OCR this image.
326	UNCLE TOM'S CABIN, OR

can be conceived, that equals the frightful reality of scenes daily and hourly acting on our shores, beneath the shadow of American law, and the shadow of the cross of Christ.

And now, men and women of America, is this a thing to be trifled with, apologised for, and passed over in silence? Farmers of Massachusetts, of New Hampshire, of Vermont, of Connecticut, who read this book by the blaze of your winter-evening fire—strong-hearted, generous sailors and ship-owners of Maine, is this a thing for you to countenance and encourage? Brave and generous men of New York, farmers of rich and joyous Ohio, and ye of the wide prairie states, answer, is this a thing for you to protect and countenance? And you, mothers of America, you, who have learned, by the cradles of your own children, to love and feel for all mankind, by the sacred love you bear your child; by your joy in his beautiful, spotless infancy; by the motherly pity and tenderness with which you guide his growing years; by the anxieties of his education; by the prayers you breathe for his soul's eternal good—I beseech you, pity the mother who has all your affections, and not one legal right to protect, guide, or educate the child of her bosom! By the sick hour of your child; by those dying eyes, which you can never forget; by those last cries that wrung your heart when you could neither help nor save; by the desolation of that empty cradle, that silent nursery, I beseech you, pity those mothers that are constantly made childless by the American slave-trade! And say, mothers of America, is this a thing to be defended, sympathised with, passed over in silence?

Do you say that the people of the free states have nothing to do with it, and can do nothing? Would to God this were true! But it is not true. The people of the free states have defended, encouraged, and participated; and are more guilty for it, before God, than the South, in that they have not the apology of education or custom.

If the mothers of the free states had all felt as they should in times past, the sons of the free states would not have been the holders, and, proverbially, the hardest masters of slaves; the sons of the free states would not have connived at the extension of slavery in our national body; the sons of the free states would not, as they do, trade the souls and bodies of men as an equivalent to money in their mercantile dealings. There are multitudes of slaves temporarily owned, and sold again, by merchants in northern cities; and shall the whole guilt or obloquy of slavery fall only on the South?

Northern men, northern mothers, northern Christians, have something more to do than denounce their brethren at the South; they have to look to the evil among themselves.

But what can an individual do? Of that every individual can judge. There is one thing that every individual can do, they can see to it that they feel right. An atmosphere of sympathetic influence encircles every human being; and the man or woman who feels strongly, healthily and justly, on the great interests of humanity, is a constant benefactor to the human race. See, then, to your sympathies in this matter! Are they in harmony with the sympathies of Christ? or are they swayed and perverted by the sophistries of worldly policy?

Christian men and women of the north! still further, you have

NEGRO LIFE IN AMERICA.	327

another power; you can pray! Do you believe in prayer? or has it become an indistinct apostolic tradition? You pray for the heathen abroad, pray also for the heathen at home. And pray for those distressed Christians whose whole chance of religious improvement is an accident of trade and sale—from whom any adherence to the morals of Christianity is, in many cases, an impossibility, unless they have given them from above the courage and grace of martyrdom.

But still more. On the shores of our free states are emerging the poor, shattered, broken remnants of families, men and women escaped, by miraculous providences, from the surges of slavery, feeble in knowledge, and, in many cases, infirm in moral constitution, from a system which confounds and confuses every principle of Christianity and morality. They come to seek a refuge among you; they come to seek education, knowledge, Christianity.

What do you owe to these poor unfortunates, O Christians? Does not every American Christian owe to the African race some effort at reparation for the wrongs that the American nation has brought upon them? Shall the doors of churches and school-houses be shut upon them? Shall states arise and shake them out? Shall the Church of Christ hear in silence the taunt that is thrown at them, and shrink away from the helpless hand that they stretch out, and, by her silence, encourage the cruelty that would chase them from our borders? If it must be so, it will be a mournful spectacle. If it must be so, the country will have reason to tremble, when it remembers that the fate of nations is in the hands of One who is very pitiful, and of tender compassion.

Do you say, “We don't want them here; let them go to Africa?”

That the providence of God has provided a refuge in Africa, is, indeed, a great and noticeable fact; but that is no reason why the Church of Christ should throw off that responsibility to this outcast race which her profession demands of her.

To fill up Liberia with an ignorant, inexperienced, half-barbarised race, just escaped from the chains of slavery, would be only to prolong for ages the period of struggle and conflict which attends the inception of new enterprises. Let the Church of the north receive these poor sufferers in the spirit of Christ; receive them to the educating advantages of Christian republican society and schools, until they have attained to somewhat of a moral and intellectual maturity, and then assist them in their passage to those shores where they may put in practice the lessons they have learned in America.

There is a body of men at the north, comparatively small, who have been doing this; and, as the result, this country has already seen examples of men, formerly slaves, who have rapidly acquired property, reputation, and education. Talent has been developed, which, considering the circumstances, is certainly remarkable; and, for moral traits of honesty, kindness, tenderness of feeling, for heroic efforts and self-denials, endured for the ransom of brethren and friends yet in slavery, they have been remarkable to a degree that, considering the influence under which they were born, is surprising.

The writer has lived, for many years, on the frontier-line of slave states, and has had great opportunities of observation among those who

■ Goal of the exercise
Determine the number of lines in the listing that hold the word "refuge", and supply that number and nothing further.

■ Answer to this task
2